● **Stated exercise**: All of the records below should be output exactly.

[Data listing]
[Start]
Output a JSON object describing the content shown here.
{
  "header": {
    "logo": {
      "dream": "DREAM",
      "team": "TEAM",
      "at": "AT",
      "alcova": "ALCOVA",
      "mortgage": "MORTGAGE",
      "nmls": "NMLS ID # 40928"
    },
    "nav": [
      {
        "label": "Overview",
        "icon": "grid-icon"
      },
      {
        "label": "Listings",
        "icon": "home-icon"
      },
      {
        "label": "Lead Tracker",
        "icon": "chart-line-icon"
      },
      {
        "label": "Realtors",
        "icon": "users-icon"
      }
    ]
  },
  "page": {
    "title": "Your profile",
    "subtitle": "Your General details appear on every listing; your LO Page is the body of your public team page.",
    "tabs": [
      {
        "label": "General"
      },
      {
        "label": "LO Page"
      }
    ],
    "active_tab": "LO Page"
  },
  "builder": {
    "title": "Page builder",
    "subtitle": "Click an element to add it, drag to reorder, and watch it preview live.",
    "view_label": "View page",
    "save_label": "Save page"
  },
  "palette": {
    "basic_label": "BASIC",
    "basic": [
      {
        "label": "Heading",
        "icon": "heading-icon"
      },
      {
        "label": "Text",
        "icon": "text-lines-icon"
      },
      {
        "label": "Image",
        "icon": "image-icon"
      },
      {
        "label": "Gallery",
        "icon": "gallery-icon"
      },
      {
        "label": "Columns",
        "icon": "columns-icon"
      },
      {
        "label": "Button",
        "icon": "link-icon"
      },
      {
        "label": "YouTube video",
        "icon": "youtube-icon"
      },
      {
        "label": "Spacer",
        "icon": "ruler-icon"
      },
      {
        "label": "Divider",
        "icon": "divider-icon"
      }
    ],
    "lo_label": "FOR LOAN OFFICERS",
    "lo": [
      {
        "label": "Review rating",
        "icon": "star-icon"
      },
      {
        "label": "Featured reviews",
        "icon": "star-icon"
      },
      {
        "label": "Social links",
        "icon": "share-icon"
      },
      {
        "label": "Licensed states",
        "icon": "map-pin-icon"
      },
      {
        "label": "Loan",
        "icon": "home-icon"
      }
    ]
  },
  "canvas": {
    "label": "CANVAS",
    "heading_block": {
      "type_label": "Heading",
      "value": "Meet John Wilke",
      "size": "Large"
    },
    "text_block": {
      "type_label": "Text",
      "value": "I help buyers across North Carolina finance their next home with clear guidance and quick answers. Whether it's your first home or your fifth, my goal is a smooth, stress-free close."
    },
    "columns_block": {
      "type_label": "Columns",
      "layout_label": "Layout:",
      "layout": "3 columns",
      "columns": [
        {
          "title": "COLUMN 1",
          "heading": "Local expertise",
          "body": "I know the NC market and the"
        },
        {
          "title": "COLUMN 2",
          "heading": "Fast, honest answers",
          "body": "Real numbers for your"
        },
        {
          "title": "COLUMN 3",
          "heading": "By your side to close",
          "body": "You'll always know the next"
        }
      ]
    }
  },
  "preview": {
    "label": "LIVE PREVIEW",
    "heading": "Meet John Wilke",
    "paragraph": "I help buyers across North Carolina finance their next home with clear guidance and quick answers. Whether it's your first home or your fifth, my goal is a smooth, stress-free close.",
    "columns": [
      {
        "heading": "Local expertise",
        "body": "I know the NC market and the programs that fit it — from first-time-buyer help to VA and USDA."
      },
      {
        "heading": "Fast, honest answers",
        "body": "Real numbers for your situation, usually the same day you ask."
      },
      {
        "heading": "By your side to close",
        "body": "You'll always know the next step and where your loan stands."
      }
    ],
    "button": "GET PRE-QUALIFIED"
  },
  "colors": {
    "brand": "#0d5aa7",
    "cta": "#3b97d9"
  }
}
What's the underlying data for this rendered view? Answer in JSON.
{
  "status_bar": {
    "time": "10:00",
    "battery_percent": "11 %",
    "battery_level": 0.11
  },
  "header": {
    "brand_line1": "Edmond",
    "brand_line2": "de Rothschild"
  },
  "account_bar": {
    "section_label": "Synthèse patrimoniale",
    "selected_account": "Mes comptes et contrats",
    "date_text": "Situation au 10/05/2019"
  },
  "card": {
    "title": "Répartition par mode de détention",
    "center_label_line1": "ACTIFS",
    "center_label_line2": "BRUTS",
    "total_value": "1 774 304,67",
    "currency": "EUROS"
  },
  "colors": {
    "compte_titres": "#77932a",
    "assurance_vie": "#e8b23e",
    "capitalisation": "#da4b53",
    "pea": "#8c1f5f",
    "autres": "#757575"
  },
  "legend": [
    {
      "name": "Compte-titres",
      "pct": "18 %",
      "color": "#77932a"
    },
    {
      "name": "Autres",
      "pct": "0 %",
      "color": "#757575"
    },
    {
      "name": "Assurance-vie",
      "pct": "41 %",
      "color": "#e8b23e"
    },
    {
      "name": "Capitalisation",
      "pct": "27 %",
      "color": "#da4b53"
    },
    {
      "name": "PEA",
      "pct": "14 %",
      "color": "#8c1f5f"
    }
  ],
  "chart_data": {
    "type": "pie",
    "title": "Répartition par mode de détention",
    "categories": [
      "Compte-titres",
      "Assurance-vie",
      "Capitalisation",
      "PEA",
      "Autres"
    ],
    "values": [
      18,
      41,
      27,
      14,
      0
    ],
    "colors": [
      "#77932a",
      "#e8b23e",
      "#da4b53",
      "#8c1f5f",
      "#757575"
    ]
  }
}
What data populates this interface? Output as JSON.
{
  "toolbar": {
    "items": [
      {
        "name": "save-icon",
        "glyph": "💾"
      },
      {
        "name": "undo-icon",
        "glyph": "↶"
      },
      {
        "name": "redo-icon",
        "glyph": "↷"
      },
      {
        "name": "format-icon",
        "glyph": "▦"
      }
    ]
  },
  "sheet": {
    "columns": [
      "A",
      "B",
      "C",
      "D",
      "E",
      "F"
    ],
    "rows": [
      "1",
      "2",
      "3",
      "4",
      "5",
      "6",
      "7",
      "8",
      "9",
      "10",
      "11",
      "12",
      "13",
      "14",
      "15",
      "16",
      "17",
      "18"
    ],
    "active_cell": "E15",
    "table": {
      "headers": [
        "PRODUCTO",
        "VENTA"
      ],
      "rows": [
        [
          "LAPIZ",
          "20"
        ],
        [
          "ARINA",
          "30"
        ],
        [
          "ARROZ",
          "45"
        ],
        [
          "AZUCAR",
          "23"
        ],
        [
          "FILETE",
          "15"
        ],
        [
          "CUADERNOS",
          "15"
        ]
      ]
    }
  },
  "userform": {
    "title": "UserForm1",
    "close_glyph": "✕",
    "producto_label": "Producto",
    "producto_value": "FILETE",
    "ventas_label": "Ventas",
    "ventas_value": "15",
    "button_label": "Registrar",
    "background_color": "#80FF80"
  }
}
[End]
● **Answer to this problem**:
Output a JSON object describing the content shown here.
{
  "header": {
    "logo": {
      "dream": "DREAM",
      "team": "TEAM",
      "at": "AT",
      "alcova": "ALCOVA",
      "mortgage": "MORTGAGE",
      "nmls": "NMLS ID # 40928"
    },
    "nav": [
      {
        "label": "Overview",
        "icon": "grid-icon"
      },
      {
        "label": "Listings",
        "icon": "home-icon"
      },
      {
        "label": "Lead Tracker",
        "icon": "chart-line-icon"
      },
      {
        "label": "Realtors",
        "icon": "users-icon"
      }
    ]
  },
  "page": {
    "title": "Your profile",
    "subtitle": "Your General details appear on every listing; your LO Page is the body of your public team page.",
    "tabs": [
      {
        "label": "General"
      },
      {
        "label": "LO Page"
      }
    ],
    "active_tab": "LO Page"
  },
  "builder": {
    "title": "Page builder",
    "subtitle": "Click an element to add it, drag to reorder, and watch it preview live.",
    "view_label": "View page",
    "save_label": "Save page"
  },
  "palette": {
    "basic_label": "BASIC",
    "basic": [
      {
        "label": "Heading",
        "icon": "heading-icon"
      },
      {
        "label": "Text",
        "icon": "text-lines-icon"
      },
      {
        "label": "Image",
        "icon": "image-icon"
      },
      {
        "label": "Gallery",
        "icon": "gallery-icon"
      },
      {
        "label": "Columns",
        "icon": "columns-icon"
      },
      {
        "label": "Button",
        "icon": "link-icon"
      },
      {
        "label": "YouTube video",
        "icon": "youtube-icon"
      },
      {
        "label": "Spacer",
        "icon": "ruler-icon"
      },
      {
        "label": "Divider",
        "icon": "divider-icon"
      }
    ],
    "lo_label": "FOR LOAN OFFICERS",
    "lo": [
      {
        "label": "Review rating",
        "icon": "star-icon"
      },
      {
        "label": "Featured reviews",
        "icon": "star-icon"
      },
      {
        "label": "Social links",
        "icon": "share-icon"
      },
      {
        "label": "Licensed states",
        "icon": "map-pin-icon"
      },
      {
        "label": "Loan",
        "icon": "home-icon"
      }
    ]
  },
  "canvas": {
    "label": "CANVAS",
    "heading_block": {
      "type_label": "Heading",
      "value": "Meet John Wilke",
      "size": "Large"
    },
    "text_block": {
      "type_label": "Text",
      "value": "I help buyers across North Carolina finance their next home with clear guidance and quick answers. Whether it's your first home or your fifth, my goal is a smooth, stress-free close."
    },
    "columns_block": {
      "type_label": "Columns",
      "layout_label": "Layout:",
      "layout": "3 columns",
      "columns": [
        {
          "title": "COLUMN 1",
          "heading": "Local expertise",
          "body": "I know the NC market and the"
        },
        {
          "title": "COLUMN 2",
          "heading": "Fast, honest answers",
          "body": "Real numbers for your"
        },
        {
          "title": "COLUMN 3",
          "heading": "By your side to close",
          "body": "You'll always know the next"
        }
      ]
    }
  },
  "preview": {
    "label": "LIVE PREVIEW",
    "heading": "Meet John Wilke",
    "paragraph": "I help buyers across North Carolina finance their next home with clear guidance and quick answers. Whether it's your first home or your fifth, my goal is a smooth, stress-free close.",
    "columns": [
      {
        "heading": "Local expertise",
        "body": "I know the NC market and the programs that fit it — from first-time-buyer help to VA and USDA."
      },
      {
        "heading": "Fast, honest answers",
        "body": "Real numbers for your situation, usually the same day you ask."
      },
      {
        "heading": "By your side to close",
        "body": "You'll always know the next step and where your loan stands."
      }
    ],
    "button": "GET PRE-QUALIFIED"
  },
  "colors": {
    "brand": "#0d5aa7",
    "cta": "#3b97d9"
  }
}
What's the underlying data for this rendered view? Answer in JSON.
{
  "status_bar": {
    "time": "10:00",
    "battery_percent": "11 %",
    "battery_level": 0.11
  },
  "header": {
    "brand_line1": "Edmond",
    "brand_line2": "de Rothschild"
  },
  "account_bar": {
    "section_label": "Synthèse patrimoniale",
    "selected_account": "Mes comptes et contrats",
    "date_text": "Situation au 10/05/2019"
  },
  "card": {
    "title": "Répartition par mode de détention",
    "center_label_line1": "ACTIFS",
    "center_label_line2": "BRUTS",
    "total_value": "1 774 304,67",
    "currency": "EUROS"
  },
  "colors": {
    "compte_titres": "#77932a",
    "assurance_vie": "#e8b23e",
    "capitalisation": "#da4b53",
    "pea": "#8c1f5f",
    "autres": "#757575"
  },
  "legend": [
    {
      "name": "Compte-titres",
      "pct": "18 %",
      "color": "#77932a"
    },
    {
      "name": "Autres",
      "pct": "0 %",
      "color": "#757575"
    },
    {
      "name": "Assurance-vie",
      "pct": "41 %",
      "color": "#e8b23e"
    },
    {
      "name": "Capitalisation",
      "pct": "27 %",
      "color": "#da4b53"
    },
    {
      "name": "PEA",
      "pct": "14 %",
      "color": "#8c1f5f"
    }
  ],
  "chart_data": {
    "type": "pie",
    "title": "Répartition par mode de détention",
    "categories": [
      "Compte-titres",
      "Assurance-vie",
      "Capitalisation",
      "PEA",
      "Autres"
    ],
    "values": [
      18,
      41,
      27,
      14,
      0
    ],
    "colors": [
      "#77932a",
      "#e8b23e",
      "#da4b53",
      "#8c1f5f",
      "#757575"
    ]
  }
}
What data populates this interface? Output as JSON.
{
  "toolbar": {
    "items": [
      {
        "name": "save-icon",
        "glyph": "💾"
      },
      {
        "name": "undo-icon",
        "glyph": "↶"
      },
      {
        "name": "redo-icon",
        "glyph": "↷"
      },
      {
        "name": "format-icon",
        "glyph": "▦"
      }
    ]
  },
  "sheet": {
    "columns": [
      "A",
      "B",
      "C",
      "D",
      "E",
      "F"
    ],
    "rows": [
      "1",
      "2",
      "3",
      "4",
      "5",
      "6",
      "7",
      "8",
      "9",
      "10",
      "11",
      "12",
      "13",
      "14",
      "15",
      "16",
      "17",
      "18"
    ],
    "active_cell": "E15",
    "table": {
      "headers": [
        "PRODUCTO",
        "VENTA"
      ],
      "rows": [
        [
          "LAPIZ",
          "20"
        ],
        [
          "ARINA",
          "30"
        ],
        [
          "ARROZ",
          "45"
        ],
        [
          "AZUCAR",
          "23"
        ],
        [
          "FILETE",
          "15"
        ],
        [
          "CUADERNOS",
          "15"
        ]
      ]
    }
  },
  "userform": {
    "title": "UserForm1",
    "close_glyph": "✕",
    "producto_label": "Producto",
    "producto_value": "FILETE",
    "ventas_label": "Ventas",
    "ventas_value": "15",
    "button_label": "Registrar",
    "background_color": "#80FF80"
  }
}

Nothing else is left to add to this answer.